For the copy, please give all of the data again exactly and leave the pictures out.

-- START --

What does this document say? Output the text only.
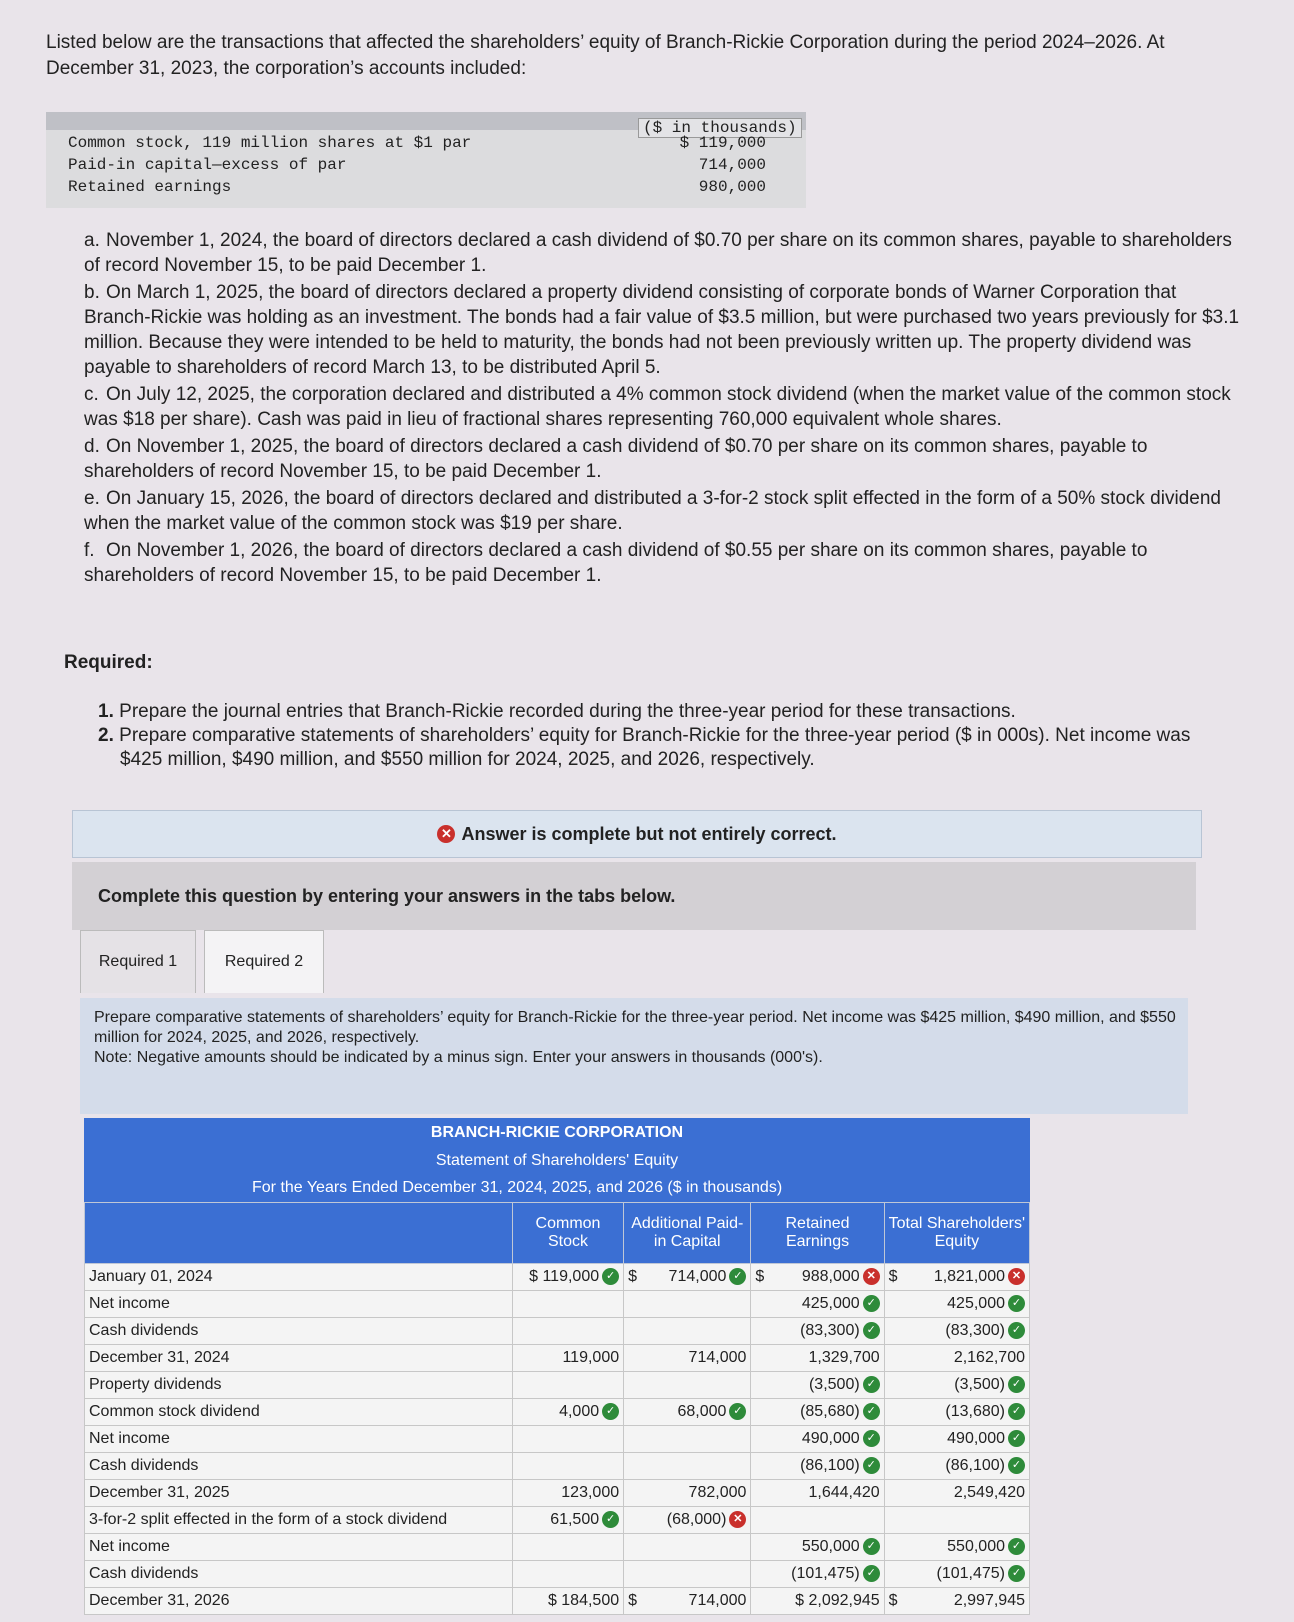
Listed below are the transactions that affected the shareholders’ equity of Branch-Rickie Corporation during the period 2024–2026. At December 31, 2023, the corporation’s accounts included:
($ in thousands)
Common stock, 119 million shares at $1 par	$ 119,000
Paid-in capital—excess of par	714,000
Retained earnings	980,000
a. November 1, 2024, the board of directors declared a cash dividend of $0.70 per share on its common shares, payable to shareholders of record November 15, to be paid December 1.
b. On March 1, 2025, the board of directors declared a property dividend consisting of corporate bonds of Warner Corporation that Branch-Rickie was holding as an investment. The bonds had a fair value of $3.5 million, but were purchased two years previously for $3.1 million. Because they were intended to be held to maturity, the bonds had not been previously written up. The property dividend was payable to shareholders of record March 13, to be distributed April 5.
c. On July 12, 2025, the corporation declared and distributed a 4% common stock dividend (when the market value of the common stock was $18 per share). Cash was paid in lieu of fractional shares representing 760,000 equivalent whole shares.
d. On November 1, 2025, the board of directors declared a cash dividend of $0.70 per share on its common shares, payable to shareholders of record November 15, to be paid December 1.
e. On January 15, 2026, the board of directors declared and distributed a 3-for-2 stock split effected in the form of a 50% stock dividend when the market value of the common stock was $19 per share.
f. On November 1, 2026, the board of directors declared a cash dividend of $0.55 per share on its common shares, payable to shareholders of record November 15, to be paid December 1.
Required:
1. Prepare the journal entries that Branch-Rickie recorded during the three-year period for these transactions.
2. Prepare comparative statements of shareholders’ equity for Branch-Rickie for the three-year period ($ in 000s). Net income was $425 million, $490 million, and $550 million for 2024, 2025, and 2026, respectively.
✕ Answer is complete but not entirely correct.
Complete this question by entering your answers in the tabs below.
Required 1	Required 2
Prepare comparative statements of shareholders’ equity for Branch-Rickie for the three-year period. Net income was $425 million, $490 million, and $550 million for 2024, 2025, and 2026, respectively.
Note: Negative amounts should be indicated by a minus sign. Enter your answers in thousands (000's).
BRANCH-RICKIE CORPORATION
Statement of Shareholders' Equity
For the Years Ended December 31, 2024, 2025, and 2026 ($ in thousands)
	Common Stock	Additional Paid-in Capital	Retained Earnings	Total Shareholders' Equity
January 01, 2024	$ 119,000 ✓	$ 714,000 ✓	$ 988,000 ✕	$ 1,821,000 ✕
Net income			425,000 ✓	425,000 ✓
Cash dividends			(83,300) ✓	(83,300) ✓
December 31, 2024	119,000	714,000	1,329,700	2,162,700
Property dividends			(3,500) ✓	(3,500) ✓
Common stock dividend	4,000 ✓	68,000 ✓	(85,680) ✓	(13,680) ✓
Net income			490,000 ✓	490,000 ✓
Cash dividends			(86,100) ✓	(86,100) ✓
December 31, 2025	123,000	782,000	1,644,420	2,549,420
3-for-2 split effected in the form of a stock dividend	61,500 ✓	(68,000) ✕		
Net income			550,000 ✓	550,000 ✓
Cash dividends			(101,475) ✓	(101,475) ✓
December 31, 2026	$ 184,500	$ 714,000	$ 2,092,945	$ 2,997,945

-- END --

● EXERCISE OUTPUT:
What does this document say? Output the text only.
Listed below are the transactions that affected the shareholders’ equity of Branch-Rickie Corporation during the period 2024–2026. At December 31, 2023, the corporation’s accounts included:
($ in thousands)
Common stock, 119 million shares at $1 par	$ 119,000
Paid-in capital—excess of par	714,000
Retained earnings	980,000
a. November 1, 2024, the board of directors declared a cash dividend of $0.70 per share on its common shares, payable to shareholders of record November 15, to be paid December 1.
b. On March 1, 2025, the board of directors declared a property dividend consisting of corporate bonds of Warner Corporation that Branch-Rickie was holding as an investment. The bonds had a fair value of $3.5 million, but were purchased two years previously for $3.1 million. Because they were intended to be held to maturity, the bonds had not been previously written up. The property dividend was payable to shareholders of record March 13, to be distributed April 5.
c. On July 12, 2025, the corporation declared and distributed a 4% common stock dividend (when the market value of the common stock was $18 per share). Cash was paid in lieu of fractional shares representing 760,000 equivalent whole shares.
d. On November 1, 2025, the board of directors declared a cash dividend of $0.70 per share on its common shares, payable to shareholders of record November 15, to be paid December 1.
e. On January 15, 2026, the board of directors declared and distributed a 3-for-2 stock split effected in the form of a 50% stock dividend when the market value of the common stock was $19 per share.
f. On November 1, 2026, the board of directors declared a cash dividend of $0.55 per share on its common shares, payable to shareholders of record November 15, to be paid December 1.
Required:
1. Prepare the journal entries that Branch-Rickie recorded during the three-year period for these transactions.
2. Prepare comparative statements of shareholders’ equity for Branch-Rickie for the three-year period ($ in 000s). Net income was $425 million, $490 million, and $550 million for 2024, 2025, and 2026, respectively.
✕ Answer is complete but not entirely correct.
Complete this question by entering your answers in the tabs below.
Required 1	Required 2
Prepare comparative statements of shareholders’ equity for Branch-Rickie for the three-year period. Net income was $425 million, $490 million, and $550 million for 2024, 2025, and 2026, respectively.
Note: Negative amounts should be indicated by a minus sign. Enter your answers in thousands (000's).
BRANCH-RICKIE CORPORATION
Statement of Shareholders' Equity
For the Years Ended December 31, 2024, 2025, and 2026 ($ in thousands)
	Common Stock	Additional Paid-in Capital	Retained Earnings	Total Shareholders' Equity
January 01, 2024	$ 119,000 ✓	$ 714,000 ✓	$ 988,000 ✕	$ 1,821,000 ✕
Net income			425,000 ✓	425,000 ✓
Cash dividends			(83,300) ✓	(83,300) ✓
December 31, 2024	119,000	714,000	1,329,700	2,162,700
Property dividends			(3,500) ✓	(3,500) ✓
Common stock dividend	4,000 ✓	68,000 ✓	(85,680) ✓	(13,680) ✓
Net income			490,000 ✓	490,000 ✓
Cash dividends			(86,100) ✓	(86,100) ✓
December 31, 2025	123,000	782,000	1,644,420	2,549,420
3-for-2 split effected in the form of a stock dividend	61,500 ✓	(68,000) ✕		
Net income			550,000 ✓	550,000 ✓
Cash dividends			(101,475) ✓	(101,475) ✓
December 31, 2026	$ 184,500	$ 714,000	$ 2,092,945	$ 2,997,945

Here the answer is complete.